Saved entries
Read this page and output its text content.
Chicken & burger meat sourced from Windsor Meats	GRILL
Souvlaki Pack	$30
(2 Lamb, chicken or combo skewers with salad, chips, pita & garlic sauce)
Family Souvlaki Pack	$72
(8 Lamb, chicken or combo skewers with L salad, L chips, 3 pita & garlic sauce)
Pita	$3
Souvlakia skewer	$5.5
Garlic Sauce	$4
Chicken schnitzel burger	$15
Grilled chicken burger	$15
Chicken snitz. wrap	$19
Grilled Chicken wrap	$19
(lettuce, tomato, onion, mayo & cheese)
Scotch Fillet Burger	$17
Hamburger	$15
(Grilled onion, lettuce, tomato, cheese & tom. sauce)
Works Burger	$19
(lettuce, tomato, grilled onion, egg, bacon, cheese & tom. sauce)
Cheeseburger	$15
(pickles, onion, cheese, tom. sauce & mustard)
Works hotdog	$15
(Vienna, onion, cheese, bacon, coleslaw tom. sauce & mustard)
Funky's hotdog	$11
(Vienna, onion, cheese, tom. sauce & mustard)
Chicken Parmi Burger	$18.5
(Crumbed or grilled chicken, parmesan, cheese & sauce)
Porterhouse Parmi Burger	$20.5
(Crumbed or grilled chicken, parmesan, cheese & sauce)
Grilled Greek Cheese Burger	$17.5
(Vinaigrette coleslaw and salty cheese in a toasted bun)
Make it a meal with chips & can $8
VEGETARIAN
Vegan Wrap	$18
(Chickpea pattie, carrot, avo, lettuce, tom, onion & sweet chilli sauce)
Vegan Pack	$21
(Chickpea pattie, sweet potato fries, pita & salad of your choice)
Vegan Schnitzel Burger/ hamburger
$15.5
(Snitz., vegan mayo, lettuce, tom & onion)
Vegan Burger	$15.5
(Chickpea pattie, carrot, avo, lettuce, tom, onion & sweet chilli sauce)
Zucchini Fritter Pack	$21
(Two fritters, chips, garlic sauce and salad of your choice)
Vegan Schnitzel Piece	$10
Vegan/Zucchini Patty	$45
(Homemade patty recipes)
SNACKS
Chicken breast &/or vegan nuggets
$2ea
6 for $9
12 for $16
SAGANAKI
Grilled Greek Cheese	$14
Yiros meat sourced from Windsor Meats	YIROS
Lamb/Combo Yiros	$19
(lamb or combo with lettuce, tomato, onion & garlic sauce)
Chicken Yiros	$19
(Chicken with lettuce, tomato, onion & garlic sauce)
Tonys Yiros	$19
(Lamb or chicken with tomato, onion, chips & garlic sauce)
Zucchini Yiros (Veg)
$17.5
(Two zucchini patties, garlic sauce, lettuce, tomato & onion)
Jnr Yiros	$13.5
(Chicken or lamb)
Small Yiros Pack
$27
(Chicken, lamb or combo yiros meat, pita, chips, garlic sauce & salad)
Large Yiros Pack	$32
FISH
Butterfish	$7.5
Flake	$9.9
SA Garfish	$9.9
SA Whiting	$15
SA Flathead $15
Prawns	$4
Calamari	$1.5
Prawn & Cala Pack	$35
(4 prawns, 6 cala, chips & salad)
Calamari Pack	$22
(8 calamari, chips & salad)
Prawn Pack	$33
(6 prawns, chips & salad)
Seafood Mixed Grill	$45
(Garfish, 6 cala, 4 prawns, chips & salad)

Given task:
Write out every entry verbatim.

Exercise response:
Read this page and output its text content.
Chicken & burger meat sourced from Windsor Meats	GRILL
Souvlaki Pack	$30
(2 Lamb, chicken or combo skewers with salad, chips, pita & garlic sauce)
Family Souvlaki Pack	$72
(8 Lamb, chicken or combo skewers with L salad, L chips, 3 pita & garlic sauce)
Pita	$3
Souvlakia skewer	$5.5
Garlic Sauce	$4
Chicken schnitzel burger	$15
Grilled chicken burger	$15
Chicken snitz. wrap	$19
Grilled Chicken wrap	$19
(lettuce, tomato, onion, mayo & cheese)
Scotch Fillet Burger	$17
Hamburger	$15
(Grilled onion, lettuce, tomato, cheese & tom. sauce)
Works Burger	$19
(lettuce, tomato, grilled onion, egg, bacon, cheese & tom. sauce)
Cheeseburger	$15
(pickles, onion, cheese, tom. sauce & mustard)
Works hotdog	$15
(Vienna, onion, cheese, bacon, coleslaw tom. sauce & mustard)
Funky's hotdog	$11
(Vienna, onion, cheese, tom. sauce & mustard)
Chicken Parmi Burger	$18.5
(Crumbed or grilled chicken, parmesan, cheese & sauce)
Porterhouse Parmi Burger	$20.5
(Crumbed or grilled chicken, parmesan, cheese & sauce)
Grilled Greek Cheese Burger	$17.5
(Vinaigrette coleslaw and salty cheese in a toasted bun)
Make it a meal with chips & can $8
VEGETARIAN
Vegan Wrap	$18
(Chickpea pattie, carrot, avo, lettuce, tom, onion & sweet chilli sauce)
Vegan Pack	$21
(Chickpea pattie, sweet potato fries, pita & salad of your choice)
Vegan Schnitzel Burger/ hamburger
$15.5
(Snitz., vegan mayo, lettuce, tom & onion)
Vegan Burger	$15.5
(Chickpea pattie, carrot, avo, lettuce, tom, onion & sweet chilli sauce)
Zucchini Fritter Pack	$21
(Two fritters, chips, garlic sauce and salad of your choice)
Vegan Schnitzel Piece	$10
Vegan/Zucchini Patty	$45
(Homemade patty recipes)
SNACKS
Chicken breast &/or vegan nuggets
$2ea
6 for $9
12 for $16
SAGANAKI
Grilled Greek Cheese	$14
Yiros meat sourced from Windsor Meats	YIROS
Lamb/Combo Yiros	$19
(lamb or combo with lettuce, tomato, onion & garlic sauce)
Chicken Yiros	$19
(Chicken with lettuce, tomato, onion & garlic sauce)
Tonys Yiros	$19
(Lamb or chicken with tomato, onion, chips & garlic sauce)
Zucchini Yiros (Veg)
$17.5
(Two zucchini patties, garlic sauce, lettuce, tomato & onion)
Jnr Yiros	$13.5
(Chicken or lamb)
Small Yiros Pack
$27
(Chicken, lamb or combo yiros meat, pita, chips, garlic sauce & salad)
Large Yiros Pack	$32
FISH
Butterfish	$7.5
Flake	$9.9
SA Garfish	$9.9
SA Whiting	$15
SA Flathead $15
Prawns	$4
Calamari	$1.5
Prawn & Cala Pack	$35
(4 prawns, 6 cala, chips & salad)
Calamari Pack	$22
(8 calamari, chips & salad)
Prawn Pack	$33
(6 prawns, chips & salad)
Seafood Mixed Grill	$45
(Garfish, 6 cala, 4 prawns, chips & salad)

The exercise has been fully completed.